▸ **Written task**:
Look through the material below and count the lines with the string "levels". Report only the count.
⟨
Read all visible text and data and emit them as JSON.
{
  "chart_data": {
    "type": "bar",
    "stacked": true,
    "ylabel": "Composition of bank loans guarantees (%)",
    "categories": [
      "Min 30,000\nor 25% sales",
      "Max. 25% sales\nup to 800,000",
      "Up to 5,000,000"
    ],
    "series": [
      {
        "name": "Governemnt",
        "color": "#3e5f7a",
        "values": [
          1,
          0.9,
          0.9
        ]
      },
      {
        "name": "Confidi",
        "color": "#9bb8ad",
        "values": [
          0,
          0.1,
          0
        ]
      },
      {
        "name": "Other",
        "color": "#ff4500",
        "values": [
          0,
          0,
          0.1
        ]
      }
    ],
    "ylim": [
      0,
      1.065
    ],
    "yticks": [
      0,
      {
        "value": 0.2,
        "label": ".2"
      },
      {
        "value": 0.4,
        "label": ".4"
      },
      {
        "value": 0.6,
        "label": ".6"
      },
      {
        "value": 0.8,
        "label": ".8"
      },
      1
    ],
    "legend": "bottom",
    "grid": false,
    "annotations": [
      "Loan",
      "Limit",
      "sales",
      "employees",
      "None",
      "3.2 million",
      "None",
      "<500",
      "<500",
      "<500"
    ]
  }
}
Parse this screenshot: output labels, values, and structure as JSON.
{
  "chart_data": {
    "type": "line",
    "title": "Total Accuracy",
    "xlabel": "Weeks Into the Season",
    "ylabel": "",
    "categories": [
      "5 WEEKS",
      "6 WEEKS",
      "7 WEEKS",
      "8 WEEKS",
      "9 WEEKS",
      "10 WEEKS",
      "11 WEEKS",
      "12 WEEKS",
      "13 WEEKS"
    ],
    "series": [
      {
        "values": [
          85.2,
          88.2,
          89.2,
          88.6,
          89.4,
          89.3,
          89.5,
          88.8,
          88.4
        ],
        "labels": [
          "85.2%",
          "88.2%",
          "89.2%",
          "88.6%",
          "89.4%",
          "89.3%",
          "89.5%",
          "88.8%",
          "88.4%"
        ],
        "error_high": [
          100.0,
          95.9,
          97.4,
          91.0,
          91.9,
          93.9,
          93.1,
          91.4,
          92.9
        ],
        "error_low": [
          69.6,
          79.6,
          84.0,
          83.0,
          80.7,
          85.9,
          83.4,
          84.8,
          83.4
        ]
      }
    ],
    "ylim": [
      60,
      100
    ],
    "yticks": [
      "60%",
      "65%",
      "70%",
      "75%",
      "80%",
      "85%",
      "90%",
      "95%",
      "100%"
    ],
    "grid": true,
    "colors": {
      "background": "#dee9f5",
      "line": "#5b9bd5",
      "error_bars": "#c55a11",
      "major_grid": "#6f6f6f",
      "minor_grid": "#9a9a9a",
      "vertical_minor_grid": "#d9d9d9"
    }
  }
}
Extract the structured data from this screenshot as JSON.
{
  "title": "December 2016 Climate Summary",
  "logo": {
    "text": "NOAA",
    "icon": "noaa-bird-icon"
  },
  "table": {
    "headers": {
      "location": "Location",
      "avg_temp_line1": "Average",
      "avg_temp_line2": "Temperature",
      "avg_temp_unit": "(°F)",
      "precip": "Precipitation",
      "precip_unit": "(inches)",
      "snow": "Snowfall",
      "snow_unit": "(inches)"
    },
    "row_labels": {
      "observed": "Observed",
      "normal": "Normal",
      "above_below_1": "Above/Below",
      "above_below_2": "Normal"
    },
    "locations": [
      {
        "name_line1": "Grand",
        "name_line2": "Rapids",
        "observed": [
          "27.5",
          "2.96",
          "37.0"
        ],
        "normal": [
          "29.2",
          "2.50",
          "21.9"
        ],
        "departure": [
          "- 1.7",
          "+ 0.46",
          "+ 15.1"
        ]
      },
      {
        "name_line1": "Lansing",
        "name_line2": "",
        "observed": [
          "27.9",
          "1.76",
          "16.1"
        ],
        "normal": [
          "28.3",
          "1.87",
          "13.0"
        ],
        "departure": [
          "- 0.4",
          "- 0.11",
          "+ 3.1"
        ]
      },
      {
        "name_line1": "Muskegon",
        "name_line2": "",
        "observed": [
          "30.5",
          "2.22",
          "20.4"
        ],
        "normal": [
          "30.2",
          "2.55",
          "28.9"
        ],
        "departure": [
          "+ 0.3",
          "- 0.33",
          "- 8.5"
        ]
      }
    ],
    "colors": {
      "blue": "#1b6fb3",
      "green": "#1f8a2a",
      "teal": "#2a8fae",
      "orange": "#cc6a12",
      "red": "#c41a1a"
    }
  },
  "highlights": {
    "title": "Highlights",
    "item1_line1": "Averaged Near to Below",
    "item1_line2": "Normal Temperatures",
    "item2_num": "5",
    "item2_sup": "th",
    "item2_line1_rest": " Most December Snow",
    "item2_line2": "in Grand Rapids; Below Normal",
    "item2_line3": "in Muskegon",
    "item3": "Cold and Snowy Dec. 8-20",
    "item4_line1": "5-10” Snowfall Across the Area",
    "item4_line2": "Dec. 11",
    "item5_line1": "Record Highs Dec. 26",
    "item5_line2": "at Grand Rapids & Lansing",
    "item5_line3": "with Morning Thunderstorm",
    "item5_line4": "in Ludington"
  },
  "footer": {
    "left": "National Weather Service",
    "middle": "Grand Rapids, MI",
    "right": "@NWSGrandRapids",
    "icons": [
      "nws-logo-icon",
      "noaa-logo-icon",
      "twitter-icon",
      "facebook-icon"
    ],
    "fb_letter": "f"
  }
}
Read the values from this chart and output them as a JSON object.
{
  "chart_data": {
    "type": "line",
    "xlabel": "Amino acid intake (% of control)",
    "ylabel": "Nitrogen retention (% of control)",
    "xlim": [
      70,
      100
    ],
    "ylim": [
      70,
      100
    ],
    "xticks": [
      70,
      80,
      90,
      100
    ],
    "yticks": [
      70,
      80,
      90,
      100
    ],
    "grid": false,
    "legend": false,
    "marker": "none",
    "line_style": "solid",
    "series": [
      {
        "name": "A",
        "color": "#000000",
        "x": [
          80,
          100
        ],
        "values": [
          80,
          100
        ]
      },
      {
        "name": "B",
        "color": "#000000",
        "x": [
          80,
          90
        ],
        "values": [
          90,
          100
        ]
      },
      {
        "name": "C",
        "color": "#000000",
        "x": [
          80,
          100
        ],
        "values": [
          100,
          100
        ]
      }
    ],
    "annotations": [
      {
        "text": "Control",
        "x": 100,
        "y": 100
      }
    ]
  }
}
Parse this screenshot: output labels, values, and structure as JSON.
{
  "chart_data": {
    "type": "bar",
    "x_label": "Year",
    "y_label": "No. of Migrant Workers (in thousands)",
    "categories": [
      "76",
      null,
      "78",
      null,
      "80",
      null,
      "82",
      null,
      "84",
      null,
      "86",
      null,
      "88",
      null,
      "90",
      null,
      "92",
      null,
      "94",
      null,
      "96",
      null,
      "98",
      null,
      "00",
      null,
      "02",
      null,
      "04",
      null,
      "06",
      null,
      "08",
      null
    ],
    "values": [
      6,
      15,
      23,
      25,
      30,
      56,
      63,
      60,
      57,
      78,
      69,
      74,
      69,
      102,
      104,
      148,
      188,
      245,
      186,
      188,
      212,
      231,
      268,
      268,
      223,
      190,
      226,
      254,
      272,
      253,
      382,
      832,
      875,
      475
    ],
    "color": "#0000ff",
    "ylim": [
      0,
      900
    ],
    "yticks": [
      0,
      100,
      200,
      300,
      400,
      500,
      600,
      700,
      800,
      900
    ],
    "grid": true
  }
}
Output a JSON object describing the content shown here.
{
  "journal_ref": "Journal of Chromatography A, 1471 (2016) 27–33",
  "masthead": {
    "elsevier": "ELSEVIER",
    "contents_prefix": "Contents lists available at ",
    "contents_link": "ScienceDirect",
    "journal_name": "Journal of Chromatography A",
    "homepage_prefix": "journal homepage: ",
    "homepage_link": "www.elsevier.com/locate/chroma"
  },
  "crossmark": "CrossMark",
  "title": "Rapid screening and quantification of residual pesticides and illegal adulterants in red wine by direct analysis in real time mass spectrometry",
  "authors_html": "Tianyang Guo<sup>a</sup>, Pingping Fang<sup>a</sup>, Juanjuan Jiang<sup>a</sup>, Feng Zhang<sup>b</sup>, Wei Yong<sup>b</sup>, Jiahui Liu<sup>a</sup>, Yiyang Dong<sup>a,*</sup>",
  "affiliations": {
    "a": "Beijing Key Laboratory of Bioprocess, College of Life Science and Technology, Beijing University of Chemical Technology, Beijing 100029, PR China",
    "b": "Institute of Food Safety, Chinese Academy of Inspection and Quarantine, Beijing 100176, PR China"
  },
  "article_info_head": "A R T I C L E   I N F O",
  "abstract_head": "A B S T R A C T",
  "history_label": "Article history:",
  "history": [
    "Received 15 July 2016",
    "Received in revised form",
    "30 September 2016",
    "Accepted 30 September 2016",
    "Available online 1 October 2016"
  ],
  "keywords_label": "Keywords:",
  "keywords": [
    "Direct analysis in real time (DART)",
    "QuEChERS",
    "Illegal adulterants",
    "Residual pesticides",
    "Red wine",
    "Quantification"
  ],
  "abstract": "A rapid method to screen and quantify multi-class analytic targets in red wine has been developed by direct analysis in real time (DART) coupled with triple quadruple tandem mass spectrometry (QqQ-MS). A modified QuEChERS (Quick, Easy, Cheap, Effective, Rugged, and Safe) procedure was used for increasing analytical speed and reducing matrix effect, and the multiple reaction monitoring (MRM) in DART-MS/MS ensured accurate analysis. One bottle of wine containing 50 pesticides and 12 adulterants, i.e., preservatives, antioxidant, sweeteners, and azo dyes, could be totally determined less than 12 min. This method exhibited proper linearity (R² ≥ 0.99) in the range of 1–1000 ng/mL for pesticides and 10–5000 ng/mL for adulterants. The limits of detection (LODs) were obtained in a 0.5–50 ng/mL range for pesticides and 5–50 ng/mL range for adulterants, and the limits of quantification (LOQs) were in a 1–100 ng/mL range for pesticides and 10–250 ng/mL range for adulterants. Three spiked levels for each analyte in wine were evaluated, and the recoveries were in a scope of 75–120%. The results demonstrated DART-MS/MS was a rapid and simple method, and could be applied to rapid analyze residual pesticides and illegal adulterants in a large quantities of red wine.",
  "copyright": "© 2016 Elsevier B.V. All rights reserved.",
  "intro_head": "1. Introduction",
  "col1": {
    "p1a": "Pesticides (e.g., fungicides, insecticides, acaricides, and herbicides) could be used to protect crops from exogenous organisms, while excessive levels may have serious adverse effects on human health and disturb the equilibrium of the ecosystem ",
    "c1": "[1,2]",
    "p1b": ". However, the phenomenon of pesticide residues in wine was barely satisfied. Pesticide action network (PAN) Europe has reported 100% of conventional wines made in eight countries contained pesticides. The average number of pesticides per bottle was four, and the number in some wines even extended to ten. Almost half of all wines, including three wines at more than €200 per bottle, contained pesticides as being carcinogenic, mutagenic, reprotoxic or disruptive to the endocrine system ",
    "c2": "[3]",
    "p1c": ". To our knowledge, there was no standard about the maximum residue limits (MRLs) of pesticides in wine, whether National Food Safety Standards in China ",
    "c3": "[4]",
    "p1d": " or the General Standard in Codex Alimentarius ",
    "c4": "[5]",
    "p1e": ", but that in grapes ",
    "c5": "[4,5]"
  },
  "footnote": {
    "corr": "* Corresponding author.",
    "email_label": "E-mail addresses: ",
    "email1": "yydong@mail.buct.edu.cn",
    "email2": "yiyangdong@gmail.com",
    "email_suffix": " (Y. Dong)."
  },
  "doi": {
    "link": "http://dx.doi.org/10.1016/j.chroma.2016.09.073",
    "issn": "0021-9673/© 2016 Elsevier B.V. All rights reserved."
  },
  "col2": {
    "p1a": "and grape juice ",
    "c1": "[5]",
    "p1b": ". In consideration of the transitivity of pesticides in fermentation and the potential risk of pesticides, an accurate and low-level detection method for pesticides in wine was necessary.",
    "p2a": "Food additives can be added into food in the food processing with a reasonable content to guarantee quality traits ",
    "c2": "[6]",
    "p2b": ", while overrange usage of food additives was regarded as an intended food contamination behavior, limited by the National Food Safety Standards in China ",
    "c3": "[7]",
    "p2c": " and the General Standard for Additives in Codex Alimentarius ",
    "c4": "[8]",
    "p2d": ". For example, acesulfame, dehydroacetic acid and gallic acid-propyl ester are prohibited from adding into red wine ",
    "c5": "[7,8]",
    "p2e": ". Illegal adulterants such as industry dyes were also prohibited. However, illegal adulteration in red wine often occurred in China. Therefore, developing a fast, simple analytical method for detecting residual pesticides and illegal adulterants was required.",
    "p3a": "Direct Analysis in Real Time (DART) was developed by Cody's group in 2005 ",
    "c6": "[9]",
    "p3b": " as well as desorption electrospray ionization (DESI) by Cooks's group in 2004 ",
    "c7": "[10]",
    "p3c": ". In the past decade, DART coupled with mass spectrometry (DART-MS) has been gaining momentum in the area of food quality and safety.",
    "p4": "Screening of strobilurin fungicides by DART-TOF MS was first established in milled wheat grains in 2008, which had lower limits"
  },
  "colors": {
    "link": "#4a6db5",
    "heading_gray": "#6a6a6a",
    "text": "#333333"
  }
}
⟩
▸ **Exercise response**:
2